### The task
Every entry below must appear again, exactly as written.

### Records for the task
## begin
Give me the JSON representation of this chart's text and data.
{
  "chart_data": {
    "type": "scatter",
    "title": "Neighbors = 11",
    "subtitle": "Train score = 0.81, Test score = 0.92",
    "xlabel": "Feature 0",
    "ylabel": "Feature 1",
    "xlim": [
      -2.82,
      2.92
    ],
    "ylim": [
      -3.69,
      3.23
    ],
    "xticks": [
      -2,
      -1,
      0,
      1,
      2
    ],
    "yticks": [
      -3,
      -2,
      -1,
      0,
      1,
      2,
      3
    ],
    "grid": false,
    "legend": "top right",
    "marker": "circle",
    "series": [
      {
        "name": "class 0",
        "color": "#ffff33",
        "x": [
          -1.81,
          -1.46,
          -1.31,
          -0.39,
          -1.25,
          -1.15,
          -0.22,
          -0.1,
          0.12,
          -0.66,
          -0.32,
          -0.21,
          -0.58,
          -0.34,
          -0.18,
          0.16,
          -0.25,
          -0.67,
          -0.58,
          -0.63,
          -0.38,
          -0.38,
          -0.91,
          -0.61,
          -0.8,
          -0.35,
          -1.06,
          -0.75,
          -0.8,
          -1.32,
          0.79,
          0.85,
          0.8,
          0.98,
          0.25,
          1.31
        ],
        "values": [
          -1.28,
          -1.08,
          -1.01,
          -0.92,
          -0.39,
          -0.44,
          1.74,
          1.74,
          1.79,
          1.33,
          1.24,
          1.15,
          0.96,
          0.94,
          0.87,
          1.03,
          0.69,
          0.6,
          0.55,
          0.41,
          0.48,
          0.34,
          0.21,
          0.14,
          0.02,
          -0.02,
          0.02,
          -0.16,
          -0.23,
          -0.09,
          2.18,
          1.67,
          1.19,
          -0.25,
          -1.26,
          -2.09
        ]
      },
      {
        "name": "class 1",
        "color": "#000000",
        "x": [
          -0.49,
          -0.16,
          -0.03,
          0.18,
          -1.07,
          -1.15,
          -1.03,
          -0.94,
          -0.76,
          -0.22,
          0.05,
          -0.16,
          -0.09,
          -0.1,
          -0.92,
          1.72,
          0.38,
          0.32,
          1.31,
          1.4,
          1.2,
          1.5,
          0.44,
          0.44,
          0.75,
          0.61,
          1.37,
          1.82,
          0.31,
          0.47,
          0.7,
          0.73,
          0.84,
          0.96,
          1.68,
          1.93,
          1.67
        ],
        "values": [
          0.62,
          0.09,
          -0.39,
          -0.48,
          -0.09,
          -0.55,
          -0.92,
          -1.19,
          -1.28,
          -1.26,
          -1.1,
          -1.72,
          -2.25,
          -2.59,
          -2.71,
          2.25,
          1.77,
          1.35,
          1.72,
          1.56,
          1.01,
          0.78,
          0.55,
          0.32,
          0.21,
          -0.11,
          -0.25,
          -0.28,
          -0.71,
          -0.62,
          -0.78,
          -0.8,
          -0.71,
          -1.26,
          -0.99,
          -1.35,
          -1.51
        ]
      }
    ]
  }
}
## end
### Answer to this problem
Give me the JSON representation of this chart's text and data.
{
  "chart_data": {
    "type": "scatter",
    "title": "Neighbors = 11",
    "subtitle": "Train score = 0.81, Test score = 0.92",
    "xlabel": "Feature 0",
    "ylabel": "Feature 1",
    "xlim": [
      -2.82,
      2.92
    ],
    "ylim": [
      -3.69,
      3.23
    ],
    "xticks": [
      -2,
      -1,
      0,
      1,
      2
    ],
    "yticks": [
      -3,
      -2,
      -1,
      0,
      1,
      2,
      3
    ],
    "grid": false,
    "legend": "top right",
    "marker": "circle",
    "series": [
      {
        "name": "class 0",
        "color": "#ffff33",
        "x": [
          -1.81,
          -1.46,
          -1.31,
          -0.39,
          -1.25,
          -1.15,
          -0.22,
          -0.1,
          0.12,
          -0.66,
          -0.32,
          -0.21,
          -0.58,
          -0.34,
          -0.18,
          0.16,
          -0.25,
          -0.67,
          -0.58,
          -0.63,
          -0.38,
          -0.38,
          -0.91,
          -0.61,
          -0.8,
          -0.35,
          -1.06,
          -0.75,
          -0.8,
          -1.32,
          0.79,
          0.85,
          0.8,
          0.98,
          0.25,
          1.31
        ],
        "values": [
          -1.28,
          -1.08,
          -1.01,
          -0.92,
          -0.39,
          -0.44,
          1.74,
          1.74,
          1.79,
          1.33,
          1.24,
          1.15,
          0.96,
          0.94,
          0.87,
          1.03,
          0.69,
          0.6,
          0.55,
          0.41,
          0.48,
          0.34,
          0.21,
          0.14,
          0.02,
          -0.02,
          0.02,
          -0.16,
          -0.23,
          -0.09,
          2.18,
          1.67,
          1.19,
          -0.25,
          -1.26,
          -2.09
        ]
      },
      {
        "name": "class 1",
        "color": "#000000",
        "x": [
          -0.49,
          -0.16,
          -0.03,
          0.18,
          -1.07,
          -1.15,
          -1.03,
          -0.94,
          -0.76,
          -0.22,
          0.05,
          -0.16,
          -0.09,
          -0.1,
          -0.92,
          1.72,
          0.38,
          0.32,
          1.31,
          1.4,
          1.2,
          1.5,
          0.44,
          0.44,
          0.75,
          0.61,
          1.37,
          1.82,
          0.31,
          0.47,
          0.7,
          0.73,
          0.84,
          0.96,
          1.68,
          1.93,
          1.67
        ],
        "values": [
          0.62,
          0.09,
          -0.39,
          -0.48,
          -0.09,
          -0.55,
          -0.92,
          -1.19,
          -1.28,
          -1.26,
          -1.1,
          -1.72,
          -2.25,
          -2.59,
          -2.71,
          2.25,
          1.77,
          1.35,
          1.72,
          1.56,
          1.01,
          0.78,
          0.55,
          0.32,
          0.21,
          -0.11,
          -0.25,
          -0.28,
          -0.71,
          -0.62,
          -0.78,
          -0.8,
          -0.71,
          -1.26,
          -0.99,
          -1.35,
          -1.51
        ]
      }
    ]
  }
}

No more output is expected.